* **Description of the task**
Render the following material again verbatim, leaving nothing out.

* **Data extract**
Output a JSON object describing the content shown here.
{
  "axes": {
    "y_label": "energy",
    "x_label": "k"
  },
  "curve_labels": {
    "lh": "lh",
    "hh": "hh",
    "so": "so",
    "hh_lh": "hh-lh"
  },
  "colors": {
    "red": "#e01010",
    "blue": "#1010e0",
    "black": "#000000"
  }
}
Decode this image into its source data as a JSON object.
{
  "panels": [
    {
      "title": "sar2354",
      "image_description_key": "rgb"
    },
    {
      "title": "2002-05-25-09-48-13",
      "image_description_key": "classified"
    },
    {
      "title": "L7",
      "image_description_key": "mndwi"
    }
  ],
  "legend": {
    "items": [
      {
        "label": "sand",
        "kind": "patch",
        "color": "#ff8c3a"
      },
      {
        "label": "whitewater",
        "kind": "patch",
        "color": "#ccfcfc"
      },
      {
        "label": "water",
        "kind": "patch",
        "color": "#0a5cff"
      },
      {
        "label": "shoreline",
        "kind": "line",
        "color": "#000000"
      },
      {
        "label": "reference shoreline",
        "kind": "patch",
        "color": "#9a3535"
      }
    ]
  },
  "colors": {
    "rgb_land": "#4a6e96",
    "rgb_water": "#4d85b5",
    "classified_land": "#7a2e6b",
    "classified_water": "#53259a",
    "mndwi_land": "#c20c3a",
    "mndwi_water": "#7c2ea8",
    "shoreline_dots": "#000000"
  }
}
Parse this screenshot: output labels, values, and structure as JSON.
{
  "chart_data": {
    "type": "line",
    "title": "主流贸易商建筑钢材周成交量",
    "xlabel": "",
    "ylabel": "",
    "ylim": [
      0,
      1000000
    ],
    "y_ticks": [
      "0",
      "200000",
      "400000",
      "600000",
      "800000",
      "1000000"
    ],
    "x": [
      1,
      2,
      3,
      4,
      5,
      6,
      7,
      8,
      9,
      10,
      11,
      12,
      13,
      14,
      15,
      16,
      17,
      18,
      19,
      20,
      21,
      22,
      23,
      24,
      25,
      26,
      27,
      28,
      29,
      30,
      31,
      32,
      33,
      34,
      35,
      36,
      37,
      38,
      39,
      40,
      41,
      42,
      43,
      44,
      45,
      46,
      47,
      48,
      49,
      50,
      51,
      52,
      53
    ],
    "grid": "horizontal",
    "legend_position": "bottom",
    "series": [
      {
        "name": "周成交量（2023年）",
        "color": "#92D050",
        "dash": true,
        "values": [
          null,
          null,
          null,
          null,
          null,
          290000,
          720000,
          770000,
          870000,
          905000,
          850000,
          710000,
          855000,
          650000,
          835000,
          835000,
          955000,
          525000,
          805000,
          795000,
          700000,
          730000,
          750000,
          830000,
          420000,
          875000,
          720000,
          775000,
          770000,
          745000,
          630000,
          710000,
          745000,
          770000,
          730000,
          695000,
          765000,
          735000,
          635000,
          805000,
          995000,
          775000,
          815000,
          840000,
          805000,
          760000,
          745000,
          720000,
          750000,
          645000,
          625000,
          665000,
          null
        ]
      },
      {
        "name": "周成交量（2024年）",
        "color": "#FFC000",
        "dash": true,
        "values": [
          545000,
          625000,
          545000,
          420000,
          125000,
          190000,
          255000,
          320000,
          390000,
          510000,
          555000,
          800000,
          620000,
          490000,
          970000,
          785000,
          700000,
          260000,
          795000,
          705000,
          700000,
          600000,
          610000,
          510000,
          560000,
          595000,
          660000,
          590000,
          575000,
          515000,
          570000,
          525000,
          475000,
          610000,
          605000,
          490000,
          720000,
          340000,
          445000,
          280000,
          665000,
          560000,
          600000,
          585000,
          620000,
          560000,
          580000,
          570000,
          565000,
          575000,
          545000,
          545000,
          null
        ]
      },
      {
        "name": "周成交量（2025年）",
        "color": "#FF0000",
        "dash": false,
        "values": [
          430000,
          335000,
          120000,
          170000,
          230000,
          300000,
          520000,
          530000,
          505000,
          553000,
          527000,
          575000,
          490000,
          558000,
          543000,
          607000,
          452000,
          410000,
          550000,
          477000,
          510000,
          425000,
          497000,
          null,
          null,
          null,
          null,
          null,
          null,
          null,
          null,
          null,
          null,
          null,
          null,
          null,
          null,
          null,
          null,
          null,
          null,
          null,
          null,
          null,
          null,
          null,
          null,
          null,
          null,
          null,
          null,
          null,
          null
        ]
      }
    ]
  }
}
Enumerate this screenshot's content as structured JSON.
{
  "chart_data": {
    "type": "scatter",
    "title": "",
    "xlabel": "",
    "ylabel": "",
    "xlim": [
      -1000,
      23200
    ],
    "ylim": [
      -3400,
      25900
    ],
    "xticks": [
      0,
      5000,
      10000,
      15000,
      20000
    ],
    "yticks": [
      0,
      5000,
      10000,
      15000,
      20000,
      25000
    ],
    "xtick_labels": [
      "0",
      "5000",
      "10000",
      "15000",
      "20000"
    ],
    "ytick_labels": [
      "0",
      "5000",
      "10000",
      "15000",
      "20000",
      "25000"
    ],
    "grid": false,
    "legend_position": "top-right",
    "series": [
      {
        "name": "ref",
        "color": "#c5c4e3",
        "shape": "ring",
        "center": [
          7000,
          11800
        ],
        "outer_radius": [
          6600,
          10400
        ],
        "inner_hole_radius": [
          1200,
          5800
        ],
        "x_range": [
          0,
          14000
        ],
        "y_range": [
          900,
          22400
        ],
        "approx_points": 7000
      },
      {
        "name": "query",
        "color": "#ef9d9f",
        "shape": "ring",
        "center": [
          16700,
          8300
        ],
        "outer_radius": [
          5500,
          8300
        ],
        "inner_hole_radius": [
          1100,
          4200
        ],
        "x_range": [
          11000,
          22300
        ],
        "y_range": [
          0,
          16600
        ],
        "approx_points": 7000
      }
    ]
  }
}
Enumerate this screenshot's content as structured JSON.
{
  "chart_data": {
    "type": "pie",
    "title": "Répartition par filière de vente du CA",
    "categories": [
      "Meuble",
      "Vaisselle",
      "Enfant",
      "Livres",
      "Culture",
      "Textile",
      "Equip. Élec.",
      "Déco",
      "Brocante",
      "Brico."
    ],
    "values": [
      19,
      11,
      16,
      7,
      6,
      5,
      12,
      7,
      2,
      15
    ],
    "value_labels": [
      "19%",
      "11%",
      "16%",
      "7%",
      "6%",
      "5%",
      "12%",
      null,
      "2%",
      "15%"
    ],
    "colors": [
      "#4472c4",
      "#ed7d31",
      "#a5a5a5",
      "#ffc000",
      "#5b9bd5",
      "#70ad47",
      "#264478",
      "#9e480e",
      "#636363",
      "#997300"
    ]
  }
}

* **Answer to this task**
Output a JSON object describing the content shown here.
{
  "axes": {
    "y_label": "energy",
    "x_label": "k"
  },
  "curve_labels": {
    "lh": "lh",
    "hh": "hh",
    "so": "so",
    "hh_lh": "hh-lh"
  },
  "colors": {
    "red": "#e01010",
    "blue": "#1010e0",
    "black": "#000000"
  }
}
Decode this image into its source data as a JSON object.
{
  "panels": [
    {
      "title": "sar2354",
      "image_description_key": "rgb"
    },
    {
      "title": "2002-05-25-09-48-13",
      "image_description_key": "classified"
    },
    {
      "title": "L7",
      "image_description_key": "mndwi"
    }
  ],
  "legend": {
    "items": [
      {
        "label": "sand",
        "kind": "patch",
        "color": "#ff8c3a"
      },
      {
        "label": "whitewater",
        "kind": "patch",
        "color": "#ccfcfc"
      },
      {
        "label": "water",
        "kind": "patch",
        "color": "#0a5cff"
      },
      {
        "label": "shoreline",
        "kind": "line",
        "color": "#000000"
      },
      {
        "label": "reference shoreline",
        "kind": "patch",
        "color": "#9a3535"
      }
    ]
  },
  "colors": {
    "rgb_land": "#4a6e96",
    "rgb_water": "#4d85b5",
    "classified_land": "#7a2e6b",
    "classified_water": "#53259a",
    "mndwi_land": "#c20c3a",
    "mndwi_water": "#7c2ea8",
    "shoreline_dots": "#000000"
  }
}
Parse this screenshot: output labels, values, and structure as JSON.
{
  "chart_data": {
    "type": "line",
    "title": "主流贸易商建筑钢材周成交量",
    "xlabel": "",
    "ylabel": "",
    "ylim": [
      0,
      1000000
    ],
    "y_ticks": [
      "0",
      "200000",
      "400000",
      "600000",
      "800000",
      "1000000"
    ],
    "x": [
      1,
      2,
      3,
      4,
      5,
      6,
      7,
      8,
      9,
      10,
      11,
      12,
      13,
      14,
      15,
      16,
      17,
      18,
      19,
      20,
      21,
      22,
      23,
      24,
      25,
      26,
      27,
      28,
      29,
      30,
      31,
      32,
      33,
      34,
      35,
      36,
      37,
      38,
      39,
      40,
      41,
      42,
      43,
      44,
      45,
      46,
      47,
      48,
      49,
      50,
      51,
      52,
      53
    ],
    "grid": "horizontal",
    "legend_position": "bottom",
    "series": [
      {
        "name": "周成交量（2023年）",
        "color": "#92D050",
        "dash": true,
        "values": [
          null,
          null,
          null,
          null,
          null,
          290000,
          720000,
          770000,
          870000,
          905000,
          850000,
          710000,
          855000,
          650000,
          835000,
          835000,
          955000,
          525000,
          805000,
          795000,
          700000,
          730000,
          750000,
          830000,
          420000,
          875000,
          720000,
          775000,
          770000,
          745000,
          630000,
          710000,
          745000,
          770000,
          730000,
          695000,
          765000,
          735000,
          635000,
          805000,
          995000,
          775000,
          815000,
          840000,
          805000,
          760000,
          745000,
          720000,
          750000,
          645000,
          625000,
          665000,
          null
        ]
      },
      {
        "name": "周成交量（2024年）",
        "color": "#FFC000",
        "dash": true,
        "values": [
          545000,
          625000,
          545000,
          420000,
          125000,
          190000,
          255000,
          320000,
          390000,
          510000,
          555000,
          800000,
          620000,
          490000,
          970000,
          785000,
          700000,
          260000,
          795000,
          705000,
          700000,
          600000,
          610000,
          510000,
          560000,
          595000,
          660000,
          590000,
          575000,
          515000,
          570000,
          525000,
          475000,
          610000,
          605000,
          490000,
          720000,
          340000,
          445000,
          280000,
          665000,
          560000,
          600000,
          585000,
          620000,
          560000,
          580000,
          570000,
          565000,
          575000,
          545000,
          545000,
          null
        ]
      },
      {
        "name": "周成交量（2025年）",
        "color": "#FF0000",
        "dash": false,
        "values": [
          430000,
          335000,
          120000,
          170000,
          230000,
          300000,
          520000,
          530000,
          505000,
          553000,
          527000,
          575000,
          490000,
          558000,
          543000,
          607000,
          452000,
          410000,
          550000,
          477000,
          510000,
          425000,
          497000,
          null,
          null,
          null,
          null,
          null,
          null,
          null,
          null,
          null,
          null,
          null,
          null,
          null,
          null,
          null,
          null,
          null,
          null,
          null,
          null,
          null,
          null,
          null,
          null,
          null,
          null,
          null,
          null,
          null,
          null
        ]
      }
    ]
  }
}
Enumerate this screenshot's content as structured JSON.
{
  "chart_data": {
    "type": "scatter",
    "title": "",
    "xlabel": "",
    "ylabel": "",
    "xlim": [
      -1000,
      23200
    ],
    "ylim": [
      -3400,
      25900
    ],
    "xticks": [
      0,
      5000,
      10000,
      15000,
      20000
    ],
    "yticks": [
      0,
      5000,
      10000,
      15000,
      20000,
      25000
    ],
    "xtick_labels": [
      "0",
      "5000",
      "10000",
      "15000",
      "20000"
    ],
    "ytick_labels": [
      "0",
      "5000",
      "10000",
      "15000",
      "20000",
      "25000"
    ],
    "grid": false,
    "legend_position": "top-right",
    "series": [
      {
        "name": "ref",
        "color": "#c5c4e3",
        "shape": "ring",
        "center": [
          7000,
          11800
        ],
        "outer_radius": [
          6600,
          10400
        ],
        "inner_hole_radius": [
          1200,
          5800
        ],
        "x_range": [
          0,
          14000
        ],
        "y_range": [
          900,
          22400
        ],
        "approx_points": 7000
      },
      {
        "name": "query",
        "color": "#ef9d9f",
        "shape": "ring",
        "center": [
          16700,
          8300
        ],
        "outer_radius": [
          5500,
          8300
        ],
        "inner_hole_radius": [
          1100,
          4200
        ],
        "x_range": [
          11000,
          22300
        ],
        "y_range": [
          0,
          16600
        ],
        "approx_points": 7000
      }
    ]
  }
}
Enumerate this screenshot's content as structured JSON.
{
  "chart_data": {
    "type": "pie",
    "title": "Répartition par filière de vente du CA",
    "categories": [
      "Meuble",
      "Vaisselle",
      "Enfant",
      "Livres",
      "Culture",
      "Textile",
      "Equip. Élec.",
      "Déco",
      "Brocante",
      "Brico."
    ],
    "values": [
      19,
      11,
      16,
      7,
      6,
      5,
      12,
      7,
      2,
      15
    ],
    "value_labels": [
      "19%",
      "11%",
      "16%",
      "7%",
      "6%",
      "5%",
      "12%",
      null,
      "2%",
      "15%"
    ],
    "colors": [
      "#4472c4",
      "#ed7d31",
      "#a5a5a5",
      "#ffc000",
      "#5b9bd5",
      "#70ad47",
      "#264478",
      "#9e480e",
      "#636363",
      "#997300"
    ]
  }
}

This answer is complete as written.